**Problem statement:** Locate the word "Chocolate" in the data below, then copy every line that holds it.

Structured figure records:

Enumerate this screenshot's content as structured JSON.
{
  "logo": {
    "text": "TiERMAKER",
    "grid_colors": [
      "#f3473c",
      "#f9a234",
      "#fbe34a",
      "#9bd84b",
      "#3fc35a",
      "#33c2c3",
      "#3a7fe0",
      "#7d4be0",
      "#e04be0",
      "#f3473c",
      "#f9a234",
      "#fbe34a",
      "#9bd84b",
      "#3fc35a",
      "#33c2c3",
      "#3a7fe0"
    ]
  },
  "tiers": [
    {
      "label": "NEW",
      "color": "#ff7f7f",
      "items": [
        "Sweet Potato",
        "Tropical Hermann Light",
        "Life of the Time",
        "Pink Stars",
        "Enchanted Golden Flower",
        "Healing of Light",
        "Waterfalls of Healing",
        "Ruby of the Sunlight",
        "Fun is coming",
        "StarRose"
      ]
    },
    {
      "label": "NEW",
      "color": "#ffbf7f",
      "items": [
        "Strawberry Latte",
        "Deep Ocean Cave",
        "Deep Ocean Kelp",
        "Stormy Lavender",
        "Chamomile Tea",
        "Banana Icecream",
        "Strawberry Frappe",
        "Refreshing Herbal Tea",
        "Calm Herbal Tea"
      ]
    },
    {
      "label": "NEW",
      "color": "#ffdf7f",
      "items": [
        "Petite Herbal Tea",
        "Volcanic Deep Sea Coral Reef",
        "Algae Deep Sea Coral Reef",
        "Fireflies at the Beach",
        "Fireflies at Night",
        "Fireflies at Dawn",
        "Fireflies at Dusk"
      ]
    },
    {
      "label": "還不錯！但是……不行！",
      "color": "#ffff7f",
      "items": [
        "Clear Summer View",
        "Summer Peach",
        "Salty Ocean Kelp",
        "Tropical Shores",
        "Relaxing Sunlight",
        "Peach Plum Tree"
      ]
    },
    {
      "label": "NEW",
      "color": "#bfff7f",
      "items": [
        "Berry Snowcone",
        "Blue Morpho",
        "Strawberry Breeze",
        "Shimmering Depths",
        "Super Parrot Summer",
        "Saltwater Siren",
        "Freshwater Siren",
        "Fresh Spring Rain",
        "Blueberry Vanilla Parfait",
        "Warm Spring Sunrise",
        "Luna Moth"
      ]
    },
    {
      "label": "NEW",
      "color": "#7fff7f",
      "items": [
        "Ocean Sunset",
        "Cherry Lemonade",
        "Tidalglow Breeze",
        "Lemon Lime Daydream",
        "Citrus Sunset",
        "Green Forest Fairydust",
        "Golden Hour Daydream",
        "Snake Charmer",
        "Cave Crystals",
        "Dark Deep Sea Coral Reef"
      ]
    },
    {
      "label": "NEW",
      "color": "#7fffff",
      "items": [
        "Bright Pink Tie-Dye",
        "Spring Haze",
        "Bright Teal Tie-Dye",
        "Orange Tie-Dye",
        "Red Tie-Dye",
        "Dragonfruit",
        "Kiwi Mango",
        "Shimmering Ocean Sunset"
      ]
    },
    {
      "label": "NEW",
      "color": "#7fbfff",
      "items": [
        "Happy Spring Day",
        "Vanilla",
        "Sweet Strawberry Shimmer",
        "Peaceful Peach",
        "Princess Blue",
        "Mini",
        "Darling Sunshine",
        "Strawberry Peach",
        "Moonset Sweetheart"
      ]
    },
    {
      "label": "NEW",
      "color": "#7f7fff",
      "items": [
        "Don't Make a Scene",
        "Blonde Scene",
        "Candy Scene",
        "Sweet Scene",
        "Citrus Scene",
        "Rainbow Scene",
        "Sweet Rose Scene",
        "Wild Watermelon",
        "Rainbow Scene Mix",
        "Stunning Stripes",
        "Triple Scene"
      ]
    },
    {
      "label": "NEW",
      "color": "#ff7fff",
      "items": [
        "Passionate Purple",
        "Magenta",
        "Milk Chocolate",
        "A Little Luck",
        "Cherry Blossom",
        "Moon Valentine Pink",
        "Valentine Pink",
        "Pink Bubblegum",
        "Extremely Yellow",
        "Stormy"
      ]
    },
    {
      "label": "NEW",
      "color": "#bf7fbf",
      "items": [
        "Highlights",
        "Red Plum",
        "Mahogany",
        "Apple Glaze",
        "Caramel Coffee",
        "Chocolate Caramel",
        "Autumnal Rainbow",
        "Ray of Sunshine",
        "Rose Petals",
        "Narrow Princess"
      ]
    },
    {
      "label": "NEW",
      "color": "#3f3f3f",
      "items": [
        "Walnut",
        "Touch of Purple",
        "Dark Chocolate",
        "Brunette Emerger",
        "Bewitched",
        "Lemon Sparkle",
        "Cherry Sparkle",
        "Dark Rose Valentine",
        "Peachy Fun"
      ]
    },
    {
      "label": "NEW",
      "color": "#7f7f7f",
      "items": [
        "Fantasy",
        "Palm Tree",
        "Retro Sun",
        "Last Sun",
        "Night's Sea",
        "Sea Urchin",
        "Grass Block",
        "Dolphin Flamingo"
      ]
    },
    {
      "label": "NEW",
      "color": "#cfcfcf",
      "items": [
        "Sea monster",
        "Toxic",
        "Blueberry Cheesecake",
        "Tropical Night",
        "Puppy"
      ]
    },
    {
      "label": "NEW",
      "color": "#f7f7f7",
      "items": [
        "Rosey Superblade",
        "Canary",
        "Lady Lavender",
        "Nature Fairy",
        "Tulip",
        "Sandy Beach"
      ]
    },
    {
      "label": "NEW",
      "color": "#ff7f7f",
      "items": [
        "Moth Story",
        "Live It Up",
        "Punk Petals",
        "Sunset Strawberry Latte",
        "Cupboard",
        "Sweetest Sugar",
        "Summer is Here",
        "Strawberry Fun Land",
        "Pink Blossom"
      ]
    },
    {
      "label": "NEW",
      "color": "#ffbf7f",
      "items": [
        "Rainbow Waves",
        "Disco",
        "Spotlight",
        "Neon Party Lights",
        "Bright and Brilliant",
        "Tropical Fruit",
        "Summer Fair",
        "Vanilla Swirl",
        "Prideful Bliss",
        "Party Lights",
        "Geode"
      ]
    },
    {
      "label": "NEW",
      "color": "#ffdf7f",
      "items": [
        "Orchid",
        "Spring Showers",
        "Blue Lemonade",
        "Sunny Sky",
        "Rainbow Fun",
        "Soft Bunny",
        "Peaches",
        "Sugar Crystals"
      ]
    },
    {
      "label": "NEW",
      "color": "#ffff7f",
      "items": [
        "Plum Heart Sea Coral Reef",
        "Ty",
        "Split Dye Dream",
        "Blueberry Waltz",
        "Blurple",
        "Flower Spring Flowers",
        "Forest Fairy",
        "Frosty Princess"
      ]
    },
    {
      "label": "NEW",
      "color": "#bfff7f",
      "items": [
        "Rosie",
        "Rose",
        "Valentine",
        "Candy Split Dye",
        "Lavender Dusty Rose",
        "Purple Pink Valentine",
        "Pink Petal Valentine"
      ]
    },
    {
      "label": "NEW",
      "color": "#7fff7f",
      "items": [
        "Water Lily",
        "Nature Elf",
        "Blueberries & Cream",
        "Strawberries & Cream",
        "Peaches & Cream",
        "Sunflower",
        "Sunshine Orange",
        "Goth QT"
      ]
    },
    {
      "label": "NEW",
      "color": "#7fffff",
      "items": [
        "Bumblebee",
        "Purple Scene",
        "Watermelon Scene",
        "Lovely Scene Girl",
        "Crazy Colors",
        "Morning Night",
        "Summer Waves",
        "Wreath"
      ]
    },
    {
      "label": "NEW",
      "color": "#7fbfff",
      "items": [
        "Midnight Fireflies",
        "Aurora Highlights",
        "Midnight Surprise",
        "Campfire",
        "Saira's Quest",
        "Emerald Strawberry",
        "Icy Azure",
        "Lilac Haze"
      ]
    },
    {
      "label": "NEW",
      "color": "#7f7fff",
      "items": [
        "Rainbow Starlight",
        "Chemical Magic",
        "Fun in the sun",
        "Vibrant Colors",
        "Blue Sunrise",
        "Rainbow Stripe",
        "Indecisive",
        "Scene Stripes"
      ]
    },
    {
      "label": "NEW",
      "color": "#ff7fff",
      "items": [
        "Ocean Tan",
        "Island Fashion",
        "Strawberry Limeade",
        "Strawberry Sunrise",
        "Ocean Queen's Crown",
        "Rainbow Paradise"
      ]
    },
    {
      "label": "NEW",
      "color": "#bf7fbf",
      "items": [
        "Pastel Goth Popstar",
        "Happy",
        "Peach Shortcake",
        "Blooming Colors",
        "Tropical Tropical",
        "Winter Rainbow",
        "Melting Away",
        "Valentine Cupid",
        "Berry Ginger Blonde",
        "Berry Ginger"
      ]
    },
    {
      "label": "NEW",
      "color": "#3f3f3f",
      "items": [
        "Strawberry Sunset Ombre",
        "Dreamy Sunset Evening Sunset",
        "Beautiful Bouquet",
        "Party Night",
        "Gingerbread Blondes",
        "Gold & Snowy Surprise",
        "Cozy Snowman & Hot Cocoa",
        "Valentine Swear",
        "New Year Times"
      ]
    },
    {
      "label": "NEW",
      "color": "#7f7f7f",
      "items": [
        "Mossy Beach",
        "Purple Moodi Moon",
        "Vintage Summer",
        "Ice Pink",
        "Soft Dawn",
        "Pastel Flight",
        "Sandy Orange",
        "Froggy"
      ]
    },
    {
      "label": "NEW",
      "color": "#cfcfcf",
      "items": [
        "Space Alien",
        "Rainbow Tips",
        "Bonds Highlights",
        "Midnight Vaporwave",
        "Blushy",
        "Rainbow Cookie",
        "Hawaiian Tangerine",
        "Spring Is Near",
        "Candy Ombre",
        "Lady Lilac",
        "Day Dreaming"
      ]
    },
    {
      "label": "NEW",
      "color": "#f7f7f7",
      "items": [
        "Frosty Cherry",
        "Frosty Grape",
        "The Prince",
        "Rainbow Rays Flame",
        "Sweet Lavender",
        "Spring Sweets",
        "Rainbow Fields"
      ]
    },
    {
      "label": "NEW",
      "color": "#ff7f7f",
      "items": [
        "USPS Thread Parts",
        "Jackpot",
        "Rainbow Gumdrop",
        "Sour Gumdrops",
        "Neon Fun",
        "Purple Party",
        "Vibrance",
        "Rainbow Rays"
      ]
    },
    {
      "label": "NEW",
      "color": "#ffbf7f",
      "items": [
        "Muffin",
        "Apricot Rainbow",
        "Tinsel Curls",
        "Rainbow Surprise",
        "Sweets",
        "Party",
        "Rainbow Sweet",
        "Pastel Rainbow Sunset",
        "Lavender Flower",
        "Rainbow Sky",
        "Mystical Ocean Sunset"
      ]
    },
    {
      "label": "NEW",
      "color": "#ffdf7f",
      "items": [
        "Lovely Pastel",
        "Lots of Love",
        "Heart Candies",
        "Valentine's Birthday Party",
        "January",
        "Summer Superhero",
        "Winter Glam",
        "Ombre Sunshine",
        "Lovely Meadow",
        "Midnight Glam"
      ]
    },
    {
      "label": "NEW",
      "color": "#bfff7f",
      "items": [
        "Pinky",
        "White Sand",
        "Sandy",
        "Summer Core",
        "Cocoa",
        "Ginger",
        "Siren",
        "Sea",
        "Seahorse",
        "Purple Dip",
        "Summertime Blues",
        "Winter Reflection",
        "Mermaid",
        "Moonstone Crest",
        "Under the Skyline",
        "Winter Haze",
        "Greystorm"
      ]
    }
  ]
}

**Answer to this task:**
        "Milk Chocolate",
        "Chocolate Caramel",
        "Dark Chocolate",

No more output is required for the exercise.